| What you should do |
Set down precisely the lines from the line with "What data populates" through the end of the material, inclusive, and no pictures.
___
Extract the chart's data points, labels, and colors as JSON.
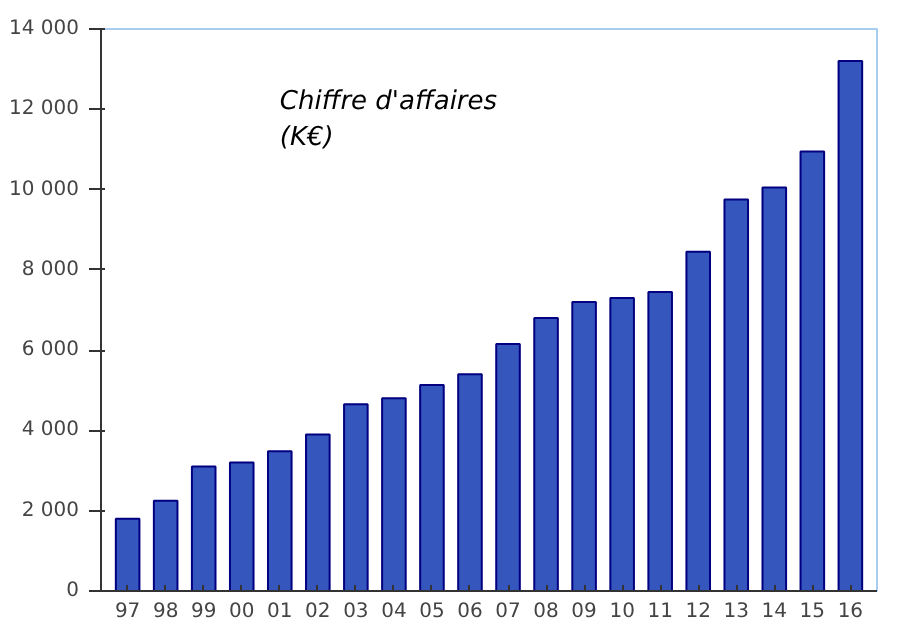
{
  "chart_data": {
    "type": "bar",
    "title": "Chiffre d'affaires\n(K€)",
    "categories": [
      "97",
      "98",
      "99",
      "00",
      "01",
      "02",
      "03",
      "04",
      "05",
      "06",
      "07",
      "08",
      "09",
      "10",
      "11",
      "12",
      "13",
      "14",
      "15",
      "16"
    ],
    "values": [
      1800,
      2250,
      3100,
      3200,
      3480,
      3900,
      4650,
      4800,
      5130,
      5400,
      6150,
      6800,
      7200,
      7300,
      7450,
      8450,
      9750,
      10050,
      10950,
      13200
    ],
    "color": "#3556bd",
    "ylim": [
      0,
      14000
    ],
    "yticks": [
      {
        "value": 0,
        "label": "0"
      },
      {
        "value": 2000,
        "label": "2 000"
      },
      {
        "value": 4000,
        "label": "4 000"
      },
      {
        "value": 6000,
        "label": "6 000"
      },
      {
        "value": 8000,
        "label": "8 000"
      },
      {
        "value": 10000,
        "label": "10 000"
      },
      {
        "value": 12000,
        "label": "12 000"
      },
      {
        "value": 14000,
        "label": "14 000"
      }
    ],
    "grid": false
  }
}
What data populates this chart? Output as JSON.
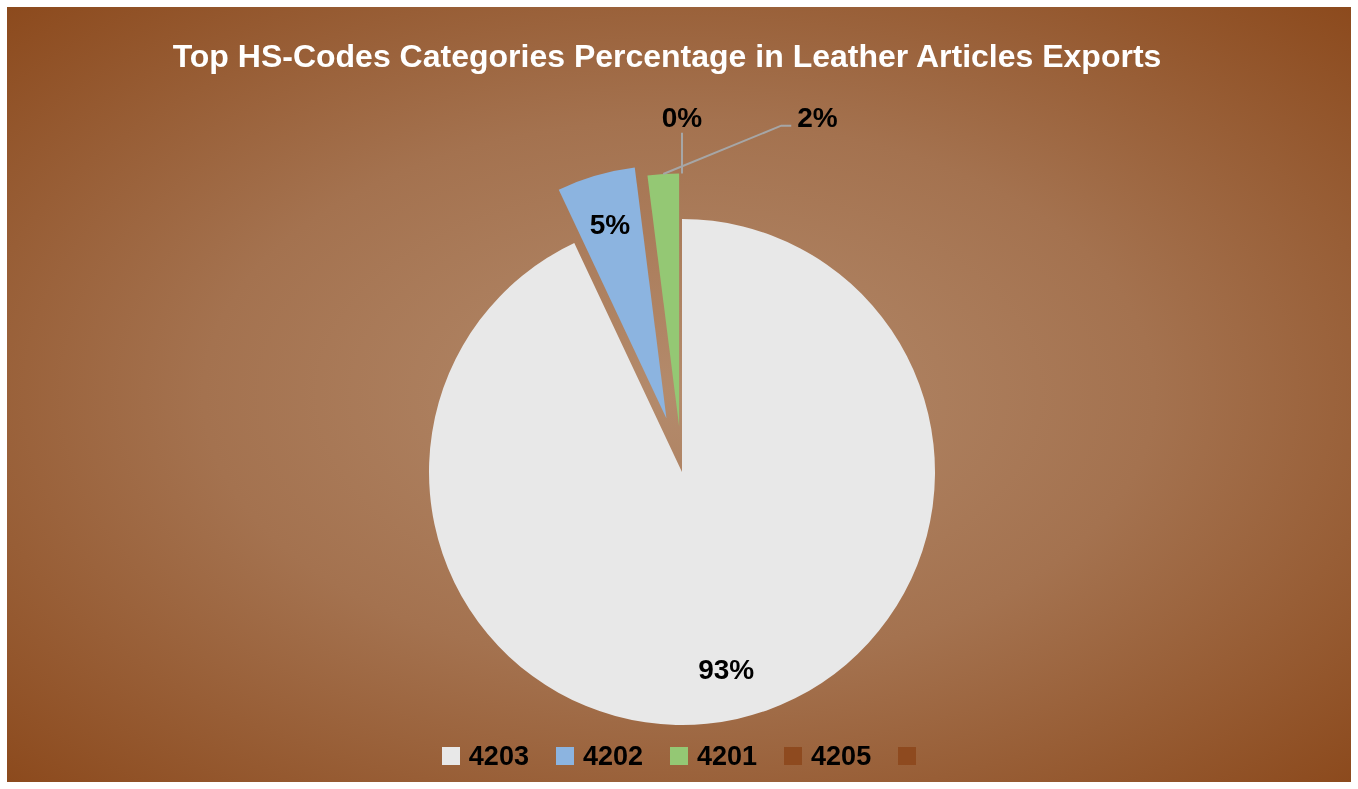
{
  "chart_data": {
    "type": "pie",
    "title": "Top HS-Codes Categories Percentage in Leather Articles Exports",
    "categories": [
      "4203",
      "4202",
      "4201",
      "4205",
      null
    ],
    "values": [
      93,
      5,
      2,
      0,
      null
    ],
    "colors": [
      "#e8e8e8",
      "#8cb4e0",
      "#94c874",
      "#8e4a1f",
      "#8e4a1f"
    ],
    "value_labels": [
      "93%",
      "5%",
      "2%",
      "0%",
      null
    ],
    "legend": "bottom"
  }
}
___
| Answer to this task |
What data populates this chart? Output as JSON.
{
  "chart_data": {
    "type": "pie",
    "title": "Top HS-Codes Categories Percentage in Leather Articles Exports",
    "categories": [
      "4203",
      "4202",
      "4201",
      "4205",
      null
    ],
    "values": [
      93,
      5,
      2,
      0,
      null
    ],
    "colors": [
      "#e8e8e8",
      "#8cb4e0",
      "#94c874",
      "#8e4a1f",
      "#8e4a1f"
    ],
    "value_labels": [
      "93%",
      "5%",
      "2%",
      "0%",
      null
    ],
    "legend": "bottom"
  }
}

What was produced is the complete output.